Stored data
----------

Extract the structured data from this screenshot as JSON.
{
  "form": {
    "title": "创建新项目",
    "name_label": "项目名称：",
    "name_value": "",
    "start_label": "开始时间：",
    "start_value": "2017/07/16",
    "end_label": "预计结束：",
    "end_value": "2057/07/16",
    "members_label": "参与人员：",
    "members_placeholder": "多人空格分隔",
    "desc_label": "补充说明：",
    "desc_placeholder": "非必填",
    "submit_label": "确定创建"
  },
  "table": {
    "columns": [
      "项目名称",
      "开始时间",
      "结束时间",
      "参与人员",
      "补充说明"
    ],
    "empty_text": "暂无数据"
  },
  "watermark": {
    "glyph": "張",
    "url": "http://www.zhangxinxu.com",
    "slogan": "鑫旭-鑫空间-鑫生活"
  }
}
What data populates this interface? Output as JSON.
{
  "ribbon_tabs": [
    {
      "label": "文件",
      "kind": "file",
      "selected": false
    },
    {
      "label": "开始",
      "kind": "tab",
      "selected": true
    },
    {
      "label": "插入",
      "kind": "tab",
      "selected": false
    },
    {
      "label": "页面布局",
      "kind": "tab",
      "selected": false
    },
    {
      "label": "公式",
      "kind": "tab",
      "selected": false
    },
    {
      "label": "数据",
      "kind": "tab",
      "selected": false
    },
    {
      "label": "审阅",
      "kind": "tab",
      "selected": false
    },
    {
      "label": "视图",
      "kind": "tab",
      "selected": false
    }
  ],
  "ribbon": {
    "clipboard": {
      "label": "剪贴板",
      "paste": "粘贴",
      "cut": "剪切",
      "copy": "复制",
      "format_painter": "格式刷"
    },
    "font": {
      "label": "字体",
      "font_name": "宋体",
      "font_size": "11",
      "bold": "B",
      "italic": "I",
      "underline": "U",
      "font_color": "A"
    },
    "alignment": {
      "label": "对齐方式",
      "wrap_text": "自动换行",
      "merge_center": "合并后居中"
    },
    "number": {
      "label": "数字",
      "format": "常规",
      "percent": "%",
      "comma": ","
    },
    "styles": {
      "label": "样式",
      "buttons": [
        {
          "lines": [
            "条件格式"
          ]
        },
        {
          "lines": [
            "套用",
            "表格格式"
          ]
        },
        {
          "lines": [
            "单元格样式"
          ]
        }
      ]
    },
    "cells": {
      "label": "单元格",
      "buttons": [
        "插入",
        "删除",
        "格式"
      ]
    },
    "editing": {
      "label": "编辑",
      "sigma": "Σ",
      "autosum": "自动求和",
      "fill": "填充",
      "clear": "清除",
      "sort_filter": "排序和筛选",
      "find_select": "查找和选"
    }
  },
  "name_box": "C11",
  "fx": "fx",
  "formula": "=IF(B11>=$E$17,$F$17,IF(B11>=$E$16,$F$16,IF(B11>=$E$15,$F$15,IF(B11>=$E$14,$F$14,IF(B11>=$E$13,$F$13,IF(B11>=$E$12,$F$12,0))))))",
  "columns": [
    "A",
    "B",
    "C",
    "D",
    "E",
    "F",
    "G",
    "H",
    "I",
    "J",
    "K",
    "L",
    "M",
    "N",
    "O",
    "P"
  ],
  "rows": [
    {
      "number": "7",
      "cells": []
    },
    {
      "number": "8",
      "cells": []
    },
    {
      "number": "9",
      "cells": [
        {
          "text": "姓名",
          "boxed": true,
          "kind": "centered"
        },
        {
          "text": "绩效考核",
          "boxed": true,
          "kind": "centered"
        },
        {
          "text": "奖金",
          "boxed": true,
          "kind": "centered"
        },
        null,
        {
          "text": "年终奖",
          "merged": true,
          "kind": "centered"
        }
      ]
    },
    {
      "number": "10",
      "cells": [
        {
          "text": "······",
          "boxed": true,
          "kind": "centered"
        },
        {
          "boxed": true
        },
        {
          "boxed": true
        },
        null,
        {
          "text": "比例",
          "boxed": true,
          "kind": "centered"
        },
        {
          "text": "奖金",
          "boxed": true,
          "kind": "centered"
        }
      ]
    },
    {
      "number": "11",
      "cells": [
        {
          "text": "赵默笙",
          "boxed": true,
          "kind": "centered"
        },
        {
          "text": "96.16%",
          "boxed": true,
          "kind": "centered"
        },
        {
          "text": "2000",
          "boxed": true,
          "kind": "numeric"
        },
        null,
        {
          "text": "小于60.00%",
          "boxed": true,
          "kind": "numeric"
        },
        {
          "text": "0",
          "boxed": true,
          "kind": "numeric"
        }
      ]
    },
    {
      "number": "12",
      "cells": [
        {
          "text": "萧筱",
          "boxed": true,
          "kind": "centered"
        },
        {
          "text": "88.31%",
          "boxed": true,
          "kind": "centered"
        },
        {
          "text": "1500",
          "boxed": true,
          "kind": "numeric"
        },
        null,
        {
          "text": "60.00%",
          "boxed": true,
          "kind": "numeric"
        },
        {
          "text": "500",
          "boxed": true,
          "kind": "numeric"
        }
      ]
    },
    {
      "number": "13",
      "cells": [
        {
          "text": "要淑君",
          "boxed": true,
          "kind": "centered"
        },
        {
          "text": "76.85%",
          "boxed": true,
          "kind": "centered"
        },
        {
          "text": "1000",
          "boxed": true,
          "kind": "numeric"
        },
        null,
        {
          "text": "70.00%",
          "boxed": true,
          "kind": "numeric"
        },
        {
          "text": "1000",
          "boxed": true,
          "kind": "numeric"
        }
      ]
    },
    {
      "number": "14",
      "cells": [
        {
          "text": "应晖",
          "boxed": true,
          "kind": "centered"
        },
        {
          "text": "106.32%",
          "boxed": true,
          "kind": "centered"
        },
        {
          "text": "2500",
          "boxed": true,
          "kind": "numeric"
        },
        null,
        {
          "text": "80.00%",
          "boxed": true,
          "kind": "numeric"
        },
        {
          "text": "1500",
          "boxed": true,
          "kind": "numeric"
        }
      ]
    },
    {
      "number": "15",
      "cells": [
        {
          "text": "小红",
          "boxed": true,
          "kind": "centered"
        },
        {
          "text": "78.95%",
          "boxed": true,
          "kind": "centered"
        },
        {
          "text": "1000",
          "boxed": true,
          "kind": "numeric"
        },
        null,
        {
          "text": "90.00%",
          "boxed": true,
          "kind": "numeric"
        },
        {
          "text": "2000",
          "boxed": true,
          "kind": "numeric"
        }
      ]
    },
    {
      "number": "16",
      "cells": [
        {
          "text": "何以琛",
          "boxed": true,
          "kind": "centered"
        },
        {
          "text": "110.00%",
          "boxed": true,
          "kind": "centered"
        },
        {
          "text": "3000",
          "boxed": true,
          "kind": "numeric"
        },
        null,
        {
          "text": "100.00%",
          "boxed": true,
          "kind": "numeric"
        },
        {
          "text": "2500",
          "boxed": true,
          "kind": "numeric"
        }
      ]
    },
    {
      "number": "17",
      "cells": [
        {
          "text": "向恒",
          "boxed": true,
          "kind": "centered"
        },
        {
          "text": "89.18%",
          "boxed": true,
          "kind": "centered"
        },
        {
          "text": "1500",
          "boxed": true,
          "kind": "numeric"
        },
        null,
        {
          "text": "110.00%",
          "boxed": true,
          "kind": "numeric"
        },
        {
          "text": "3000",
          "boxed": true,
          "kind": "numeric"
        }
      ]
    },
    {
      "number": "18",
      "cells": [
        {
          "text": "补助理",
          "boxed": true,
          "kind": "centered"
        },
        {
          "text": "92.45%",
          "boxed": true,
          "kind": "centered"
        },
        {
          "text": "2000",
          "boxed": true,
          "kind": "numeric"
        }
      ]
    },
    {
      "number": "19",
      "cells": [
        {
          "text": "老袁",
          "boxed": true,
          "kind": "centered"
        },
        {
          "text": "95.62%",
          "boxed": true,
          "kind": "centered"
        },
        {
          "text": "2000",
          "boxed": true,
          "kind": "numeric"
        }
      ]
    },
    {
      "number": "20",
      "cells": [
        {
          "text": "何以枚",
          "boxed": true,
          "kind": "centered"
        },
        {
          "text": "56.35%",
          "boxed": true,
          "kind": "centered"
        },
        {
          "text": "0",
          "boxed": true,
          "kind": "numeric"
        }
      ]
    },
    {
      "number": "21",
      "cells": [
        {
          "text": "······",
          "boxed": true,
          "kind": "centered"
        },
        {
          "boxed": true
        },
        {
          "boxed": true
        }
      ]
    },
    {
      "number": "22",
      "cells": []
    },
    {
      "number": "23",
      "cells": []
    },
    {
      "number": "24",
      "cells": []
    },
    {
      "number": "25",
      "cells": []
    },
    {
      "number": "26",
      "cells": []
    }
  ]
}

----------

What to do: Write out every line of the preceding listing that contains "JSON".

Solution to this exercise:
Extract the structured data from this screenshot as JSON.
What data populates this interface? Output as JSON.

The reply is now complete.